begin

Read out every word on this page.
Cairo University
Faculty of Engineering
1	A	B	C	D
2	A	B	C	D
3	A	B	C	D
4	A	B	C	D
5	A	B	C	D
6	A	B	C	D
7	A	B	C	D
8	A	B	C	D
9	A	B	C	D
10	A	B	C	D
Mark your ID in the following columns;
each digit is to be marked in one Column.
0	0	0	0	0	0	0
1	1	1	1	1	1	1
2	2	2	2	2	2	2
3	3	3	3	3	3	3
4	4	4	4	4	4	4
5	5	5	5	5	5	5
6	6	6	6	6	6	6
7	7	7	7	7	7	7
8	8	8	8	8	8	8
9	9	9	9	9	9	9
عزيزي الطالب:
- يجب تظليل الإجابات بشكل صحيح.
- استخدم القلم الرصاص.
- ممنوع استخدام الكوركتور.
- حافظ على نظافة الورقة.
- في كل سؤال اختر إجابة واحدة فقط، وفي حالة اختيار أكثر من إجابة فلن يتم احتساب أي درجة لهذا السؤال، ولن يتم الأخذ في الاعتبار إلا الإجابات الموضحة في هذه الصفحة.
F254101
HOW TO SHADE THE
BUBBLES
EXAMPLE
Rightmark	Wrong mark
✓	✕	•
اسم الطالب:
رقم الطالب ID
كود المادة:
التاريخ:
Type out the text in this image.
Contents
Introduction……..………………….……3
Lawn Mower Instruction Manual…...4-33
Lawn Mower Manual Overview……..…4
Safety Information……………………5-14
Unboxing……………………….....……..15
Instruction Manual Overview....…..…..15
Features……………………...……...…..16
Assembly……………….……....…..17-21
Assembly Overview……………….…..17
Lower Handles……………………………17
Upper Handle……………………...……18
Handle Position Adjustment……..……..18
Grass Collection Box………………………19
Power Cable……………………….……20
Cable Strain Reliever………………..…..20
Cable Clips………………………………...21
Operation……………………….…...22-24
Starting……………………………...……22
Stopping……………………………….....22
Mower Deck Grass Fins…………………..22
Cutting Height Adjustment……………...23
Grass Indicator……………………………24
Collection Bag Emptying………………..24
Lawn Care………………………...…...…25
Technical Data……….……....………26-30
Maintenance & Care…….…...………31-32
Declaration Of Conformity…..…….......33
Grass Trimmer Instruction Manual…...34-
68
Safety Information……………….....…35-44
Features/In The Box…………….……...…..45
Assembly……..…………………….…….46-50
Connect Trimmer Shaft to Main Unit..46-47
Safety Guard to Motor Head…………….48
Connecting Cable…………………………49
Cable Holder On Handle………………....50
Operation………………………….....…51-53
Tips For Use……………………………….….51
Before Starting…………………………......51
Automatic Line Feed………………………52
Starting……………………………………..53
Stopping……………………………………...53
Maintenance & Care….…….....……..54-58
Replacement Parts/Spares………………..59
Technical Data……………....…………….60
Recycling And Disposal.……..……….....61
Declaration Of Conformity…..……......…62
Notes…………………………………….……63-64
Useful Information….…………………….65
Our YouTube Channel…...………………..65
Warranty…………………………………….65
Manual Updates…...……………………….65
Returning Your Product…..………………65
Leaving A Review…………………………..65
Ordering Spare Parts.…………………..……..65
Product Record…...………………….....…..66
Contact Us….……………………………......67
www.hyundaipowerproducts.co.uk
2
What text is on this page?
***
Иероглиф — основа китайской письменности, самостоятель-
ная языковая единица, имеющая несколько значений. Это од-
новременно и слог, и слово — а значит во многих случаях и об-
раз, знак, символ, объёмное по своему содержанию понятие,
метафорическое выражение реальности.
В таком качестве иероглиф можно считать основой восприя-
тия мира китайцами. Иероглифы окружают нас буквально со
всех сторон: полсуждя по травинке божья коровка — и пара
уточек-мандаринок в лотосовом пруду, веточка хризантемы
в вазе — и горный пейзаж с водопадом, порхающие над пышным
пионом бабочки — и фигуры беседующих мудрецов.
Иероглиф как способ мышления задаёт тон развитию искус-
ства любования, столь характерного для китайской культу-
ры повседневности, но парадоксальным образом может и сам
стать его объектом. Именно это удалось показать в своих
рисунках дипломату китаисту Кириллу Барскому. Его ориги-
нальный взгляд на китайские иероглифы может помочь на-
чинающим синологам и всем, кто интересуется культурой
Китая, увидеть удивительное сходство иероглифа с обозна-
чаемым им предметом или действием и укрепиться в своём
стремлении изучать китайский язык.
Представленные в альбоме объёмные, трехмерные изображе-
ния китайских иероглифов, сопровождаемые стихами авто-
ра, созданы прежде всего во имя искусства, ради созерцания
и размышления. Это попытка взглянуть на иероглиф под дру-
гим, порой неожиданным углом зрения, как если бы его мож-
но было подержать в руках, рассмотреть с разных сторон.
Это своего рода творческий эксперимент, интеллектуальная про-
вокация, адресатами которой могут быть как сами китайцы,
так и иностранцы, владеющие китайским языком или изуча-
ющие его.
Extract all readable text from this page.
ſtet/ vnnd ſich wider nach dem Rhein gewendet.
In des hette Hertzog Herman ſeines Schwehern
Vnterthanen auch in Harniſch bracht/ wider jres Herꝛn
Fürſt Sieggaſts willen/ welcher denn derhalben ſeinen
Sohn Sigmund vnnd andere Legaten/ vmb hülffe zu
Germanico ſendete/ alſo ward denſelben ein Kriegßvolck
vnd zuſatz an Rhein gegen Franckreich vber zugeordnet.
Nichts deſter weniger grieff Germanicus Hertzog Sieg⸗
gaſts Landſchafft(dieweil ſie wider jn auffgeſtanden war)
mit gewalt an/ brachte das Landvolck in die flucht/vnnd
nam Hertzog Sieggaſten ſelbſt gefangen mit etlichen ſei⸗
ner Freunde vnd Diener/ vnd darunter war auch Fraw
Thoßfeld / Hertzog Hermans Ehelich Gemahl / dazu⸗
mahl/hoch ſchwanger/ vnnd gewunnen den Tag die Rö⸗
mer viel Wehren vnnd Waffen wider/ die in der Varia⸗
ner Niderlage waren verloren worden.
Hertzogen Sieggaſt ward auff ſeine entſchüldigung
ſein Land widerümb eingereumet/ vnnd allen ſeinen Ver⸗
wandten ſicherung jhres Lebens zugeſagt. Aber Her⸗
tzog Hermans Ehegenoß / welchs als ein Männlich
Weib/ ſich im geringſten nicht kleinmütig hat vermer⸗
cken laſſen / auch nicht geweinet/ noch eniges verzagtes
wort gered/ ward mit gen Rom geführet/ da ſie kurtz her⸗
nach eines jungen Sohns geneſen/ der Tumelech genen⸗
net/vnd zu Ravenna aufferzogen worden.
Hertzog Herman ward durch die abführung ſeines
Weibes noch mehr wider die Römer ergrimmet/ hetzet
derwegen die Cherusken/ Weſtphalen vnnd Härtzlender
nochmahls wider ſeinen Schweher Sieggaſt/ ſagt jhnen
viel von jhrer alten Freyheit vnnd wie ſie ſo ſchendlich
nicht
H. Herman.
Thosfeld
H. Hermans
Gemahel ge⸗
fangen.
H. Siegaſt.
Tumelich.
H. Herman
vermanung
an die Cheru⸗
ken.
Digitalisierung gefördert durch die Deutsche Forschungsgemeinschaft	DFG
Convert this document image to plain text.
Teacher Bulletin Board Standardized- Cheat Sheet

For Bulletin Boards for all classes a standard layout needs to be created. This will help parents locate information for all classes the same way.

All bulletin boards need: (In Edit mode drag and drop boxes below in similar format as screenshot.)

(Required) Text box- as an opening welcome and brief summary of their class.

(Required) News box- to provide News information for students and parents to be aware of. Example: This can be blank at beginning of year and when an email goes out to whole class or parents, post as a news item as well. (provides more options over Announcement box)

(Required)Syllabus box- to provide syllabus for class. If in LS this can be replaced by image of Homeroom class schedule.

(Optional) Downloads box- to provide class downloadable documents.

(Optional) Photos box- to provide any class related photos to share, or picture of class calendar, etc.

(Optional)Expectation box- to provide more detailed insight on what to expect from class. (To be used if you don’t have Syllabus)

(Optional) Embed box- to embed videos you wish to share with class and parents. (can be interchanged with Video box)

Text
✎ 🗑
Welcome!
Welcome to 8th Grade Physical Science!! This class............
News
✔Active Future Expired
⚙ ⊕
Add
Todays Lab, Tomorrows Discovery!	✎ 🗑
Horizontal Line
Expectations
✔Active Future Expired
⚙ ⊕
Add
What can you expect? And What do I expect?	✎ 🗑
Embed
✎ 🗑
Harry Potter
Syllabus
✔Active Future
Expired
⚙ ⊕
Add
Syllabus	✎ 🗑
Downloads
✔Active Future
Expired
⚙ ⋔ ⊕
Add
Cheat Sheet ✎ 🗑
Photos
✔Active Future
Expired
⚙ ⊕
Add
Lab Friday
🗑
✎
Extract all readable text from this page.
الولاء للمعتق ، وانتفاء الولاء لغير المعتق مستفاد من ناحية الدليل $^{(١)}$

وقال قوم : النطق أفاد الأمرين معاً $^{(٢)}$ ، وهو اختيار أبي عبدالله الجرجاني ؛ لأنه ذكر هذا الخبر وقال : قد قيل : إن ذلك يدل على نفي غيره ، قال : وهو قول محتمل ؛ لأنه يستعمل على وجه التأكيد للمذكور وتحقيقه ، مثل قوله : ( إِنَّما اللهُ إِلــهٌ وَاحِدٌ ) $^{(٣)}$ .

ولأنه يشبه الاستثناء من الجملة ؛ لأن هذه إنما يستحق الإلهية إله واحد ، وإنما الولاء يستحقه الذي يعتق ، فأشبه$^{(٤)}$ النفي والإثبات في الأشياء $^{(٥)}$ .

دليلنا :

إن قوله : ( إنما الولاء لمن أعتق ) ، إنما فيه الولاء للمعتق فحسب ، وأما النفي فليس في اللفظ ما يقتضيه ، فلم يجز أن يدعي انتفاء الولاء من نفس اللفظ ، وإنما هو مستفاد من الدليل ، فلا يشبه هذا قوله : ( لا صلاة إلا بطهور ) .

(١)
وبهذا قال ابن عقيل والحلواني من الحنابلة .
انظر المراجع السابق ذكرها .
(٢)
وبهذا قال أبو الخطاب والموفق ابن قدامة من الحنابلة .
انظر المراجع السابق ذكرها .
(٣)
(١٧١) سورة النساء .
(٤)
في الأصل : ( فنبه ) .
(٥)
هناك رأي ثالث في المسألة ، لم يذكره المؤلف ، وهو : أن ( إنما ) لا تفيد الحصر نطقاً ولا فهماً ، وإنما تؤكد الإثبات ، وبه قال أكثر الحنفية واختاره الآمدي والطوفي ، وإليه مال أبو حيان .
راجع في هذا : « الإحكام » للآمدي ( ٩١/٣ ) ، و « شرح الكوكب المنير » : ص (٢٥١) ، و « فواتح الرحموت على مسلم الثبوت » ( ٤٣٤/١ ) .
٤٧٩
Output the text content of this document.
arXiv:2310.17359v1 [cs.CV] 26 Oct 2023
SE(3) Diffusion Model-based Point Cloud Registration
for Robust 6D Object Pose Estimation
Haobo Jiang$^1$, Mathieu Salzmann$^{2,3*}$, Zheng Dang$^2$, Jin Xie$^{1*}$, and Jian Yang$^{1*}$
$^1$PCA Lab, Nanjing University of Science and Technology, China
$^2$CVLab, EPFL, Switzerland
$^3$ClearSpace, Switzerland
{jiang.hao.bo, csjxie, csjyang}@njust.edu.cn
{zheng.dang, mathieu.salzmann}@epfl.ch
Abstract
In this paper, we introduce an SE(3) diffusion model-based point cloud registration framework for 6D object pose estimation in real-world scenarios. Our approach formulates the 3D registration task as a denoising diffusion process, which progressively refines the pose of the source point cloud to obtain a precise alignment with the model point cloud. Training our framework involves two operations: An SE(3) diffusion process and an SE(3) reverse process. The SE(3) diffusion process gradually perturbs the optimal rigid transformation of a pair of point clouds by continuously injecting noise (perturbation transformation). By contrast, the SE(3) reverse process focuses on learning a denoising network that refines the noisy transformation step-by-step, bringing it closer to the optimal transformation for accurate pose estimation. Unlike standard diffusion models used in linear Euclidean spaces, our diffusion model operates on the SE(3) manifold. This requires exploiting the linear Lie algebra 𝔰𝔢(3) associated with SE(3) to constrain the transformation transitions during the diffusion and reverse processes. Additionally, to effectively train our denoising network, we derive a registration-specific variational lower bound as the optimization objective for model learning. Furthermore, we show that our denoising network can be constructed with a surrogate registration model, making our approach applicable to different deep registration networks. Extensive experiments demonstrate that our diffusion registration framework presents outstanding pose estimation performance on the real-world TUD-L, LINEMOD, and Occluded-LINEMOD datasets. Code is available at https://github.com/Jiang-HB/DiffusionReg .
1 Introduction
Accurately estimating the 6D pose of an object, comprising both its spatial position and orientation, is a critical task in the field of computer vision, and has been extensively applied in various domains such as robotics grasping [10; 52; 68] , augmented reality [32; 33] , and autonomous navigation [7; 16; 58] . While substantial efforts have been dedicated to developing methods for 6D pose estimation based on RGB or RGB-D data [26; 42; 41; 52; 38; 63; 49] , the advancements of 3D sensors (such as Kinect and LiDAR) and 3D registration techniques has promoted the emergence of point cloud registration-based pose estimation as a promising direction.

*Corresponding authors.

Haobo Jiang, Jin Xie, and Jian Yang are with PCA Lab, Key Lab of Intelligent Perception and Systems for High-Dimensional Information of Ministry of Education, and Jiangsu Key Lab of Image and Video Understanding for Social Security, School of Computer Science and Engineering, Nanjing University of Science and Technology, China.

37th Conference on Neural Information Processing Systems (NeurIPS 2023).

end

Copy out every line from the records that has the word "viel".

mer viel Wehren vnnd Waffen wider/ die in der Varia⸗
viel von jhrer alten Freyheit vnnd wie ſie ſo ſchendlich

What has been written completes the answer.